Excerpted passage:

◆ ◆ ◆

Glade Lobelia

Lobelia glandulosa

glade lobelia

Glade lobelia, photographed at Loxahatchee Slough Natural Area, Palm Beach Gardens, Palm Beach County, in December 2021.


It’s impossible not to fall in love glade lobelia from the moment you first see it in bloom. Well, that might be a bit of exaggeration, but glade lobelia does have its charms. And it does catch your eye.

Glade lobelia, Lobelia glandulosa is a small, Florida native wildflower found in all but six of the Sunshine State’s 67 counties. It’s found along the Atlantic and Gulf coastal plains from Maryland into Mississippi. It is a perennial and a common one at that.

For much of the year, it’s pretty much inconspicuous. In in a goodly portion of its range, it goes dormant in winter, re-emerging in spring as an inconspicuous basal rosette of leaves. Come summer, it starts sending out a flower stalk; by late summer, the blooms start to appear and will continue well into fall.

The flowers are small, tubular with five “rabbit ear” petals divided into two sections, upper and lower. The top two are fused together; the bottom three are covered with fine hairs and also fused together.

◆ ◆ ◆

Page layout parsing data
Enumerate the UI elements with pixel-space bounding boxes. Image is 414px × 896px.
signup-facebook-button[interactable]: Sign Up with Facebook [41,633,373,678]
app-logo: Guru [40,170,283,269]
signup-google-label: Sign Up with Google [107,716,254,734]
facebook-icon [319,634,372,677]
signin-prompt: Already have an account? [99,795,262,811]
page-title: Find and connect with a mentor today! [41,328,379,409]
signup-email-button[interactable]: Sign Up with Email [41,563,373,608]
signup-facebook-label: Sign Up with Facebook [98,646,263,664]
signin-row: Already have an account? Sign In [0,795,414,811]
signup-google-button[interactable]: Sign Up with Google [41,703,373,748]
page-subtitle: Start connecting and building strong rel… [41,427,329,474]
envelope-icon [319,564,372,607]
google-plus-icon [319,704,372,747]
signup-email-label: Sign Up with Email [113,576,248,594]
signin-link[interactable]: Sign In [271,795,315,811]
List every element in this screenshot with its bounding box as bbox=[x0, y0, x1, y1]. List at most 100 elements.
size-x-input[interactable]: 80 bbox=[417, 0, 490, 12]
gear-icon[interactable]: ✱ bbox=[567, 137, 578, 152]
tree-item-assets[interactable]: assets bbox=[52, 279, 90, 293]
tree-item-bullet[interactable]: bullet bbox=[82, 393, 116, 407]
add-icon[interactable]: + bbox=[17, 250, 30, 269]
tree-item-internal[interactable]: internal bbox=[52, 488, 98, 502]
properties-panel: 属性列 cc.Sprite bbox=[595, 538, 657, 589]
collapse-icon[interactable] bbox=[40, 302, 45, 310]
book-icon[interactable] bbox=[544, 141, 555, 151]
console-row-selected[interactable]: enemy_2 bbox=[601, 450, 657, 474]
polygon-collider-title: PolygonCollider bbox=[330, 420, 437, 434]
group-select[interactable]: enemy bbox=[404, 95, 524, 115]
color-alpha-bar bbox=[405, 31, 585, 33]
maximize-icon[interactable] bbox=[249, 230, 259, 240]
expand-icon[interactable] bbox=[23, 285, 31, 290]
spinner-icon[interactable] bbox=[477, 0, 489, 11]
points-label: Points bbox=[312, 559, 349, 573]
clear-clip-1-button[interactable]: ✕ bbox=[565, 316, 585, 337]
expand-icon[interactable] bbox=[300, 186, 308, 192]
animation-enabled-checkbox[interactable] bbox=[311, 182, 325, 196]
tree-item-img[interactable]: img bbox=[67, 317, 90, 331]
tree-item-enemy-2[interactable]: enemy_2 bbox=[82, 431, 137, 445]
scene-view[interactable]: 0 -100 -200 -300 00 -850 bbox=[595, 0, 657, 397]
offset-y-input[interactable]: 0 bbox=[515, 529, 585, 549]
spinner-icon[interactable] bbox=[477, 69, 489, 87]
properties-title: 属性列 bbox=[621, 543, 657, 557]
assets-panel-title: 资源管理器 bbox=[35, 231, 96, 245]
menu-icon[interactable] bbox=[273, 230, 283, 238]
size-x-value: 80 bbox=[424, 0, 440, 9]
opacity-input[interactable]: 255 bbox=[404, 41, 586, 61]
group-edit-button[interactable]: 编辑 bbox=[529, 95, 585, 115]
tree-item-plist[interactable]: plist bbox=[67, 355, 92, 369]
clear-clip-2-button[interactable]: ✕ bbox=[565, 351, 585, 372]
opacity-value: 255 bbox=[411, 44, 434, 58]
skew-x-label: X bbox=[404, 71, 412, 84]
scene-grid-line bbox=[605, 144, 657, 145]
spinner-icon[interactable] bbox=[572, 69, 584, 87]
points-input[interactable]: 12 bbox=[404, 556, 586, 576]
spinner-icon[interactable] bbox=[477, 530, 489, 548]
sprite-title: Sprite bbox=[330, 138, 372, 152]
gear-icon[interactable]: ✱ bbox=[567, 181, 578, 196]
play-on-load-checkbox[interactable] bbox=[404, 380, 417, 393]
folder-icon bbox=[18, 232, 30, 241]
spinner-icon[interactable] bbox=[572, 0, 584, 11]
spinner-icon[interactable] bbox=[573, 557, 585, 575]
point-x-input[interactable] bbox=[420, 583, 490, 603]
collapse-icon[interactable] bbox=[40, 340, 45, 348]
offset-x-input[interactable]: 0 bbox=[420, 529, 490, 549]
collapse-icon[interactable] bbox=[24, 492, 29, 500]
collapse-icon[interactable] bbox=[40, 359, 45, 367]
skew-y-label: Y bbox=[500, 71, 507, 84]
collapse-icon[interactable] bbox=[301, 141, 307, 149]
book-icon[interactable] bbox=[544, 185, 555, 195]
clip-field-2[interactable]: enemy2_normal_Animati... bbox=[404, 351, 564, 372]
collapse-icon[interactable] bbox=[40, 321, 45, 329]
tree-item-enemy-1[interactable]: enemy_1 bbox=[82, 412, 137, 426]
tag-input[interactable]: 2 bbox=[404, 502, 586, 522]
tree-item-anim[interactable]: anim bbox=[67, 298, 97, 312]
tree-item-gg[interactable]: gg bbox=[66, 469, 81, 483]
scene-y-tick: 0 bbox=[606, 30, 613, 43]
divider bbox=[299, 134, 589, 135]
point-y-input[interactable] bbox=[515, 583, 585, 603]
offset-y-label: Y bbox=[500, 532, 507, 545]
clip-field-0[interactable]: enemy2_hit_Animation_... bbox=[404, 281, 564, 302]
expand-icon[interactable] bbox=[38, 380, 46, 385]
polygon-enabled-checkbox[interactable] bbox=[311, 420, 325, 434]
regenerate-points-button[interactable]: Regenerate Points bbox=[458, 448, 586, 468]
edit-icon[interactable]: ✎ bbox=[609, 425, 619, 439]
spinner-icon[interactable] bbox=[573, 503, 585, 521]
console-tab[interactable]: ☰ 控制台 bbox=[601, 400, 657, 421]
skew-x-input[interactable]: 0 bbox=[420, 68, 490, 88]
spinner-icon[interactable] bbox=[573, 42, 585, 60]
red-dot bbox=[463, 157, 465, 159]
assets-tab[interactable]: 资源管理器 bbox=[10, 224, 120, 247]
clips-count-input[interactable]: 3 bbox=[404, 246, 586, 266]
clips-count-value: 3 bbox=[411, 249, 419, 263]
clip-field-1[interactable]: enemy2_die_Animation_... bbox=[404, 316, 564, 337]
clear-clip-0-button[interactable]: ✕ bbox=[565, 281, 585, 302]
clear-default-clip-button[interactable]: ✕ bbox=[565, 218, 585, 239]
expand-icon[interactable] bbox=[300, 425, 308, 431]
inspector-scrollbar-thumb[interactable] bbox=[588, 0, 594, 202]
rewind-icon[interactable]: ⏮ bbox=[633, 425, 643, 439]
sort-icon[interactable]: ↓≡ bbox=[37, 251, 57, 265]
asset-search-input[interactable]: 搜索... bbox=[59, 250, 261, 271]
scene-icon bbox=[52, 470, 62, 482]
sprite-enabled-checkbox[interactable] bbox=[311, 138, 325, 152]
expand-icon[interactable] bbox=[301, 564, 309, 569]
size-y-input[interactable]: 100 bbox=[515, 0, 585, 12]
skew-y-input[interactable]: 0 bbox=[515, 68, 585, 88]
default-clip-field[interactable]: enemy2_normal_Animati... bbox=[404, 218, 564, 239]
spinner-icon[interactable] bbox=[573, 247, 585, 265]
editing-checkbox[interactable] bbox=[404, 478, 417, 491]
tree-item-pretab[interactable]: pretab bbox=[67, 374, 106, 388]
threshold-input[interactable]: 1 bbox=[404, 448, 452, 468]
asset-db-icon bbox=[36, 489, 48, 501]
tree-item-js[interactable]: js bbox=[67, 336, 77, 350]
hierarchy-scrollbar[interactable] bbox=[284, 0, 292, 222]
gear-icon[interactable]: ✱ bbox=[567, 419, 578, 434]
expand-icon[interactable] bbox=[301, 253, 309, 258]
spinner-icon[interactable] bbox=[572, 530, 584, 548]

◆ ◆ ◆

Tasks for this exercise:
• 1. In the glade lobelia text, rewrite the paragraph that begins "Glade lobelia, Lobelia glandulosa is a small" as a short bulleted list that keeps its main facts.
• 2. Pick up the glade lobelia text after its last sentence and continue it.
These records are not needed for the work that follows.

Solved tasks:
• 1.
- Glade lobelia (Lobelia glandulosa) is a small wildflower native to Florida.
- It grows in all but six of Florida's 67 counties.
- Its range runs along the Atlantic and Gulf coastal plains from Maryland into Mississippi.
- It is a common perennial.

• 2.
Glade lobelia flowers range in colors from nearly pink to pale blue or purple to deep violet. In the center, a white patch signals the throat.

Pollinators include butterflies, bees and, interestingly, humming birds.

Glade lobelia stands 18 inches to two feet tall on a thin stem. The leaves are narrow and serrated along the edges and arranged on the stem alternately. These “teeth” contain glands that are the source of the species name, glandulosa.

It likes moist to wet soils in sunny locations. Favorite habitats include wet prairies, wet pinelands, marshes and swamps. It does not tolerate drought well.

Glade lobelia is cultivated and offered by some nurseries, but it needs to be planted in soils that remain moist.

Other members of the lobelia have been used medicinally in Native American cultures, particularly L cardinalis. Our guy, apparently not at all. Or at least we couldn’t find any records of it being used.

The lobelia name honors 17th-18th century Flemish doctor and botanist Mathias de Lobel, who also wrote an important botany textbook.

Glade lobelia is a member of Campanulaceae, the bellflower family.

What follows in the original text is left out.